- Extract
======

The executive got a better result in the U.S. Court of Appeals for the Fifth Circuit. Applying Texas law, the court found that, under the notice requirements in the executive’s contract, he was likely employed after January 18, 2015. Regardless, the court found that the condition of being employed after January 18, 2015 was either deemed to be fulfilled or waived. This is because the new employer’s termination of the executive without cause made it impossible for him to fulfill the condition for the payment of being employed after January 18, 2015. Sellers v. Minerals Technologies Inc. (5th Cir. 2018)
Suits Against Universities: Developments
As previously reported, several suits have been filed against universities, alleging fiduciary breaches. These cases are working their way through the courts. A few have survived initial motions to dismiss, and are proceeding, while others have reached full or partial conclusions.
Two cases have recently concluded, finding no fiduciary breaches. Breaches were alleged in the following areas, among others:
- Not using the least-expensive funds available
- Overpaying for plan record-keeping
- Retaining underperforming funds
In Davis v. Washington University in St. Louis (ED Missouri 2018), the judge dismissed the case before trial. Notable highlights from the case include:
- Plaintiffs started with the false premise that—just because the plan’s investment and record-keeping fees could have been lower—the court should conclude that defendants breached their fiduciary duties. There were no allegations of a failed process or of conflicts of interest that influenced the fiduciaries’ actions.
- There is no cause of action in ERISA for “underperforming funds.” No authority requires a fiduciary to pick the best-performing fund. The prudence of each investment is not assessed in isolation, but rather, as the investment relates to the portfolio as a whole.
In Sacerdote v. New York University (SD New York 2018), following a trial, the judge decided in favor of plan fiduciaries. Notable aspects of the case include:
- The fiduciary committee held regular quarterly meetings and considered detailed investment review information provided by an independent advisor.
- The plan had an investment policy statement that was periodically reviewed by the committee.
- The plan’s fiduciaries periodically reviewed and renegotiated administrative record-keeping fees.
- The court observed that ERISA does not require a fiduciary to take any particular course of action—so long as the fiduciary’s actions meet ERISA’s prudent person standard.
- More State Fiduciary Rules Coming—Along with other states reported here, New Jersey’s governor has announced plans to issue stricter standards requiring investment professionals to act in their customers’ best interests. He noted that this was, in part, a result of the DOL fiduciary rule’s demise. Similarly, in New York, new regulations have been adopted pertaining to the sales of life insurance and annuities.
- Multiple Employer Plan Guidance from the White House and DOL—Following an executive order directing action, the DOL has issued proposed regulations that could make it easier to establish multiple employer plans (MEPs). The aim of the regulation is to make it more cost-effective for smaller and nontraditional employers to provide retirement plan benefits for their employees. The DOL’s proposal came just short of supporting the concept of open MEPs, in which no commonality requirements exist. If finalized, the proposal would expand access to MEPs by allowing association retirement plans (ARPs) and professional employer organizations (PEOs) to sponsor MEPs for their members.

======

- Supplied records
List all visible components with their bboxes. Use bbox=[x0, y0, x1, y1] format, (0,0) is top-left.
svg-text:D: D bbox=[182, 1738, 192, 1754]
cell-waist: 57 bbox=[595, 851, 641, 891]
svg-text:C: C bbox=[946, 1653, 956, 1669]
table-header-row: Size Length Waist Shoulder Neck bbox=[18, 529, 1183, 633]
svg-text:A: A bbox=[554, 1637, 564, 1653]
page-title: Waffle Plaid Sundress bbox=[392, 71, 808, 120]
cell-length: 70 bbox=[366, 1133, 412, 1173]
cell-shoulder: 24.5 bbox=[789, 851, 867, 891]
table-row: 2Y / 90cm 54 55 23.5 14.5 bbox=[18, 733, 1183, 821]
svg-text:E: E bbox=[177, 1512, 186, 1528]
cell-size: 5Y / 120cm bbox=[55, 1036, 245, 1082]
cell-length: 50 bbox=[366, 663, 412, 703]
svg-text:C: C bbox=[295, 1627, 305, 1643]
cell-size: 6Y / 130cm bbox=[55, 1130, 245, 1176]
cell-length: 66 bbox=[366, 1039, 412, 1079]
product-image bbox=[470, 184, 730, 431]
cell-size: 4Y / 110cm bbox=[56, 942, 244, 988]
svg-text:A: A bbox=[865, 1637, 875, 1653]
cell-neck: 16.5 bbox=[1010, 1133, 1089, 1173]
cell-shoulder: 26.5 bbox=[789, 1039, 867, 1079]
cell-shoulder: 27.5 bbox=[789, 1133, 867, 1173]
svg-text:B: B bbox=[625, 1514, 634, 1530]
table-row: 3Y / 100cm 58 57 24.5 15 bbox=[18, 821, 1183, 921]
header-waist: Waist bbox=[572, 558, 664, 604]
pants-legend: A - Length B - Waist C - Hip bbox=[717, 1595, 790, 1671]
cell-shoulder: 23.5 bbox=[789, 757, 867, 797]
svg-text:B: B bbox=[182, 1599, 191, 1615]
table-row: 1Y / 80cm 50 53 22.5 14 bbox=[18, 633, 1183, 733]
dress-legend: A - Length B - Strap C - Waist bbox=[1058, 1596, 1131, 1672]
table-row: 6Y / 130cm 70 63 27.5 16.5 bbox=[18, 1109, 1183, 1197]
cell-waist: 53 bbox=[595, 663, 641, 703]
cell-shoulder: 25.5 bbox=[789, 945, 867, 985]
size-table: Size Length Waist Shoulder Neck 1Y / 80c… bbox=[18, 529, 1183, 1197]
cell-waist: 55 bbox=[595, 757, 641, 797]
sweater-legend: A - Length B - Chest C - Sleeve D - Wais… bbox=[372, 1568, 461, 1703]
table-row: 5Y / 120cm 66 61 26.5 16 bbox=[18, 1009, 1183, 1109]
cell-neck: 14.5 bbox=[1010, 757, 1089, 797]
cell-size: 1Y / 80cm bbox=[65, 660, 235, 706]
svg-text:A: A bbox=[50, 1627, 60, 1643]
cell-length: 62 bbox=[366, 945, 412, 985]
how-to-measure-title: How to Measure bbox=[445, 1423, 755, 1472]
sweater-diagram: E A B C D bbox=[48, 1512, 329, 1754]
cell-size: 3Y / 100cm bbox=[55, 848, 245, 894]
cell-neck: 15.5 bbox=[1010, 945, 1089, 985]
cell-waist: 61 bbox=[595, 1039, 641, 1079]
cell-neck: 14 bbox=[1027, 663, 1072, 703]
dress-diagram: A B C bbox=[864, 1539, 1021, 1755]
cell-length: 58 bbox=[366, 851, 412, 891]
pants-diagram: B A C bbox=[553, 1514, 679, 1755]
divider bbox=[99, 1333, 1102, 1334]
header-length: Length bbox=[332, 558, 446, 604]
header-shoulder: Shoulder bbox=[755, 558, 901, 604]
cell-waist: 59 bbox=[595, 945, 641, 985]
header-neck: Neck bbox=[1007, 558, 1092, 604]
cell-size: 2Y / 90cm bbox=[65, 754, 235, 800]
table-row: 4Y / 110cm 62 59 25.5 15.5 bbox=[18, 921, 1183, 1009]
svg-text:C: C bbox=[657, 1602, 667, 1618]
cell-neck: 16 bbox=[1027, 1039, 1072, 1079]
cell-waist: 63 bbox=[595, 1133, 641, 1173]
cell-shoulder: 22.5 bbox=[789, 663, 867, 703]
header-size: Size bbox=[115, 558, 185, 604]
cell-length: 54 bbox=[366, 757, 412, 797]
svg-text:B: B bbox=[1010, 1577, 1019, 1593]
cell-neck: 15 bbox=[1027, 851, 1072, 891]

======

- Required work
Quote the benefits law excerpt word for word, starting at "In Sacerdote v." and ending at "prudent person standard.". The entries are separate material and are not part of the benefits law excerpt.

- Task answer
In Sacerdote v. New York University (SD New York 2018), following a trial, the judge decided in favor of plan fiduciaries. Notable aspects of the case include:
- The fiduciary committee held regular quarterly meetings and considered detailed investment review information provided by an independent advisor.
- The plan had an investment policy statement that was periodically reviewed by the committee.
- The plan’s fiduciaries periodically reviewed and renegotiated administrative record-keeping fees.
- The court observed that ERISA does not require a fiduciary to take any particular course of action—so long as the fiduciary’s actions meet ERISA’s prudent person standard.